:: THE REQUEST ::
Reproduce the listing below exactly. Pictures do not belong in the copy.

:: RECORDS TO PROCESS ::
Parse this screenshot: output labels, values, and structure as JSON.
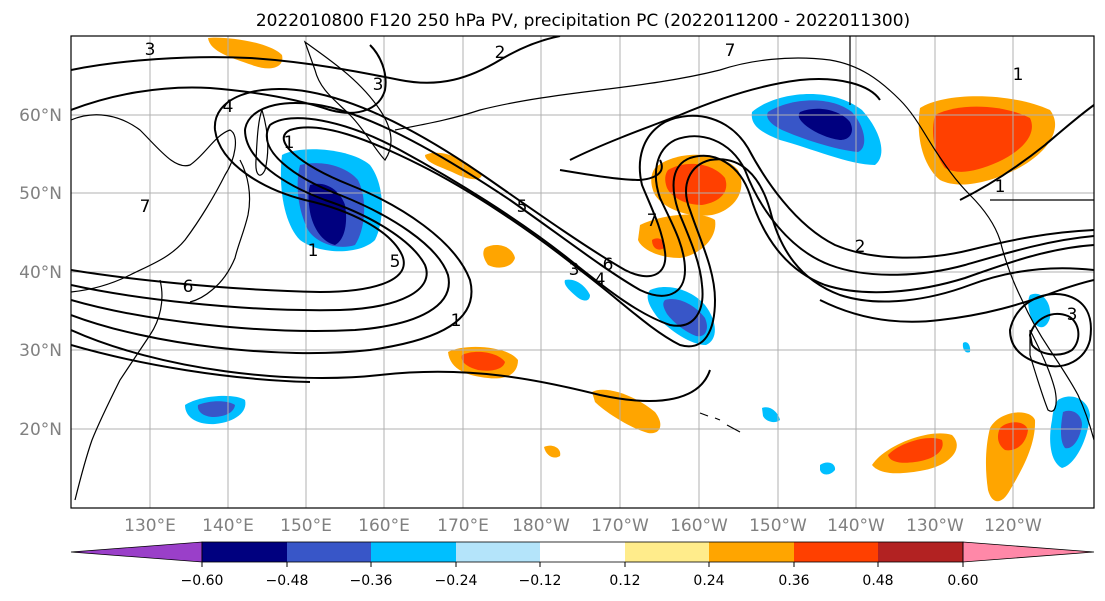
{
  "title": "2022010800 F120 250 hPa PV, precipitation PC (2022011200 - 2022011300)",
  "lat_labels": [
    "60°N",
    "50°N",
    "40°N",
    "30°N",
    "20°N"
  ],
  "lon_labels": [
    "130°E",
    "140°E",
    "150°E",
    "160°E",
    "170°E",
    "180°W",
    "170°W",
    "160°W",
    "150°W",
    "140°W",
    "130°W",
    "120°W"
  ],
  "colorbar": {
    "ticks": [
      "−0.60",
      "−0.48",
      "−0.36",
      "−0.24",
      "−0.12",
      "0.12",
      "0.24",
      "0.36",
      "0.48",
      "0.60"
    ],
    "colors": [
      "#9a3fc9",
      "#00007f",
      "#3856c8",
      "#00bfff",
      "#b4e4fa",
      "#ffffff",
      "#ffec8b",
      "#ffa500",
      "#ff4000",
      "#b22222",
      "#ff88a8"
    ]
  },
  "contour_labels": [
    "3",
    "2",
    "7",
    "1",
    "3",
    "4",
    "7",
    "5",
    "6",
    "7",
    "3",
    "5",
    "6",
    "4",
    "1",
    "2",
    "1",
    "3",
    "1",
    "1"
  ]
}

:: CORRECT ANSWER ::
Parse this screenshot: output labels, values, and structure as JSON.
{
  "title": "2022010800 F120 250 hPa PV, precipitation PC (2022011200 - 2022011300)",
  "lat_labels": [
    "60°N",
    "50°N",
    "40°N",
    "30°N",
    "20°N"
  ],
  "lon_labels": [
    "130°E",
    "140°E",
    "150°E",
    "160°E",
    "170°E",
    "180°W",
    "170°W",
    "160°W",
    "150°W",
    "140°W",
    "130°W",
    "120°W"
  ],
  "colorbar": {
    "ticks": [
      "−0.60",
      "−0.48",
      "−0.36",
      "−0.24",
      "−0.12",
      "0.12",
      "0.24",
      "0.36",
      "0.48",
      "0.60"
    ],
    "colors": [
      "#9a3fc9",
      "#00007f",
      "#3856c8",
      "#00bfff",
      "#b4e4fa",
      "#ffffff",
      "#ffec8b",
      "#ffa500",
      "#ff4000",
      "#b22222",
      "#ff88a8"
    ]
  },
  "contour_labels": [
    "3",
    "2",
    "7",
    "1",
    "3",
    "4",
    "7",
    "5",
    "6",
    "7",
    "3",
    "5",
    "6",
    "4",
    "1",
    "2",
    "1",
    "3",
    "1",
    "1"
  ]
}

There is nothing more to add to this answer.